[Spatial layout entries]
--*--

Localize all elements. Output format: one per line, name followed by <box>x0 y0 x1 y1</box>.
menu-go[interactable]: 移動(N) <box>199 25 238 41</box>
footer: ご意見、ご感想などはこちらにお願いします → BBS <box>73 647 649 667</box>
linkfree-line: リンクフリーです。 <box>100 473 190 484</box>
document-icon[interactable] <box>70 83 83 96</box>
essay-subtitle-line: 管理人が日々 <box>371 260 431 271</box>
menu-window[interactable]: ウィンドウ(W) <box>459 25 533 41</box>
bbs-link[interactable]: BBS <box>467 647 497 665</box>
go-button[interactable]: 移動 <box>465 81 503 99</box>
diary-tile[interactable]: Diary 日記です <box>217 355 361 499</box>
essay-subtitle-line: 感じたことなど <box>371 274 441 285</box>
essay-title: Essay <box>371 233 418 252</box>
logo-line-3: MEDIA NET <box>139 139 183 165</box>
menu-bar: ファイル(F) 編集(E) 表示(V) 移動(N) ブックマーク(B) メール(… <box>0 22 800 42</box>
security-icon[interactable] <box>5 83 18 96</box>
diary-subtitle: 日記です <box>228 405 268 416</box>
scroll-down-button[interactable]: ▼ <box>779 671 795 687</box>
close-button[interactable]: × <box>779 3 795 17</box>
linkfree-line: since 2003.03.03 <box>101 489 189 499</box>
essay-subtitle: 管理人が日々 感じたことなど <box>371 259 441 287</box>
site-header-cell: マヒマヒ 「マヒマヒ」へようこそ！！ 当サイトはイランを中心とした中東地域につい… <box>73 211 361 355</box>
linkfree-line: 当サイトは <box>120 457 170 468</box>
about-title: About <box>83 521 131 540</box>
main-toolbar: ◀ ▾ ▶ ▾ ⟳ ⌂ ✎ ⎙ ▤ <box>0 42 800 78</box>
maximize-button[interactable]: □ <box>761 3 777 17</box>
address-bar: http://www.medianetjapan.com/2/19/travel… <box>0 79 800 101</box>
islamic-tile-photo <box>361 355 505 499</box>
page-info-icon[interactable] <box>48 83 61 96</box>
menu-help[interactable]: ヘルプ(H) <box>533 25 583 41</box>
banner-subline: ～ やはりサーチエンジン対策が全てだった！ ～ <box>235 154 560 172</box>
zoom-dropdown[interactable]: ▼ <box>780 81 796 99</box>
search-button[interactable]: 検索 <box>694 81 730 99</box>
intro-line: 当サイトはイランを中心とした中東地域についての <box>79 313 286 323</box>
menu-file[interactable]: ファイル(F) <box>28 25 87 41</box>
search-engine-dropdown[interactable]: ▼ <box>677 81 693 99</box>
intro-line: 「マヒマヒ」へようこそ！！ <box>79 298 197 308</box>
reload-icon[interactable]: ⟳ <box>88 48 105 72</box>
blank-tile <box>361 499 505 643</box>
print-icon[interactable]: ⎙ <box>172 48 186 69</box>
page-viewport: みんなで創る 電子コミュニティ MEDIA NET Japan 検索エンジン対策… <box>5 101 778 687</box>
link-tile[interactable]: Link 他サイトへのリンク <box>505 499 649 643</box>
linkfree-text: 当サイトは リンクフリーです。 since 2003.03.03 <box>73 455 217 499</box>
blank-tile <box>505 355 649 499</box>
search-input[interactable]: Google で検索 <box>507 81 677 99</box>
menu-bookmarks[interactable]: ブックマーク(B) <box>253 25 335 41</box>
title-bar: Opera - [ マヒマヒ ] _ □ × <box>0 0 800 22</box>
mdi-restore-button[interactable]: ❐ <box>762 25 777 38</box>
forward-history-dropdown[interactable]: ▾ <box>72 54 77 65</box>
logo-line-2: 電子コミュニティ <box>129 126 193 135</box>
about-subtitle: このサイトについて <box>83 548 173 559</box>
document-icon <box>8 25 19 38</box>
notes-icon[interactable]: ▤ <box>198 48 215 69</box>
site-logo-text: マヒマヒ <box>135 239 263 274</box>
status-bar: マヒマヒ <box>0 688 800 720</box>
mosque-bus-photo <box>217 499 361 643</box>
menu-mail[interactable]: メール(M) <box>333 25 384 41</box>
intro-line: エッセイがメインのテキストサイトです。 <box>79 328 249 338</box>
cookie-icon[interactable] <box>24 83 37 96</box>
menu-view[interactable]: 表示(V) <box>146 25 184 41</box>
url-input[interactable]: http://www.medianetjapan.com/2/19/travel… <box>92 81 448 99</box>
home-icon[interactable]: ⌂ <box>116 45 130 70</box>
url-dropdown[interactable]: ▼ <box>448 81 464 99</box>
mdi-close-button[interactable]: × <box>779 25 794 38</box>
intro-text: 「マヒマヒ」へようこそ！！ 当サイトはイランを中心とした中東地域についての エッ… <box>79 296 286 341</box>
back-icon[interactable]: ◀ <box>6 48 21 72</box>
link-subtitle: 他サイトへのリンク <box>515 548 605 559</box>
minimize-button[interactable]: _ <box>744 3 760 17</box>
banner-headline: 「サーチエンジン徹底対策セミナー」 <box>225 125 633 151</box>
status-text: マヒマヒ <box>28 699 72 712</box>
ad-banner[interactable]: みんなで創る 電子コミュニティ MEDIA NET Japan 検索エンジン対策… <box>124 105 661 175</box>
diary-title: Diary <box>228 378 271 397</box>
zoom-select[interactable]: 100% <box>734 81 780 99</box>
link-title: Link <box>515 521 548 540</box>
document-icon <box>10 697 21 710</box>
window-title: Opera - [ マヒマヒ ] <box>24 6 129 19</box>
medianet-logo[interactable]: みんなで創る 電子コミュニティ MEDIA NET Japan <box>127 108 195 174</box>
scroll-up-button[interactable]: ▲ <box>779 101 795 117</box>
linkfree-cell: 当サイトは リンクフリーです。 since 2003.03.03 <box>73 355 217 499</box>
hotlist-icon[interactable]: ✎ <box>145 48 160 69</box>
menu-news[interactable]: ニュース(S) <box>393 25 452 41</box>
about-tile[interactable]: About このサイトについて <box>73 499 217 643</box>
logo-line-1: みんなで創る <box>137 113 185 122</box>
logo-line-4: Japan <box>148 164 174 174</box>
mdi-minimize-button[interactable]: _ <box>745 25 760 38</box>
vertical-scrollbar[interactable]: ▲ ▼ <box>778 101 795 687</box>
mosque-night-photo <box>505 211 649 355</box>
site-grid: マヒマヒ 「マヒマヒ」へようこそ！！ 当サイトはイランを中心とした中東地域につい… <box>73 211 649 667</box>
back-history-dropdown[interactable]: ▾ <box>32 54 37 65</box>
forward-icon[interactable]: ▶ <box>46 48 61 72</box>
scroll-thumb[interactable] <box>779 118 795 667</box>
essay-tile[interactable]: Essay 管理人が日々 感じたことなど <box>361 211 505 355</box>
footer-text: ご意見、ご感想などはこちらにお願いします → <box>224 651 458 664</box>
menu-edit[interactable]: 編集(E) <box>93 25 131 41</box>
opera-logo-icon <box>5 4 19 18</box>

--*--

Task directions: Reproduce the lines from the first one through the line containing "close-button[interactable]: × <box>779 3", switching "essay-subtitle-line" to "essay-caption-line" and leaving everything else unchanged.

Solved exercise:
Localize all elements. Output format: one per line, name followed by <box>x0 y0 x1 y1</box>.
menu-go[interactable]: 移動(N) <box>199 25 238 41</box>
footer: ご意見、ご感想などはこちらにお願いします → BBS <box>73 647 649 667</box>
linkfree-line: リンクフリーです。 <box>100 473 190 484</box>
document-icon[interactable] <box>70 83 83 96</box>
essay-caption-line: 管理人が日々 <box>371 260 431 271</box>
menu-window[interactable]: ウィンドウ(W) <box>459 25 533 41</box>
bbs-link[interactable]: BBS <box>467 647 497 665</box>
go-button[interactable]: 移動 <box>465 81 503 99</box>
diary-tile[interactable]: Diary 日記です <box>217 355 361 499</box>
essay-caption-line: 感じたことなど <box>371 274 441 285</box>
essay-title: Essay <box>371 233 418 252</box>
logo-line-3: MEDIA NET <box>139 139 183 165</box>
menu-bar: ファイル(F) 編集(E) 表示(V) 移動(N) ブックマーク(B) メール(… <box>0 22 800 42</box>
security-icon[interactable] <box>5 83 18 96</box>
diary-subtitle: 日記です <box>228 405 268 416</box>
scroll-down-button[interactable]: ▼ <box>779 671 795 687</box>
close-button[interactable]: × <box>779 3 795 17</box>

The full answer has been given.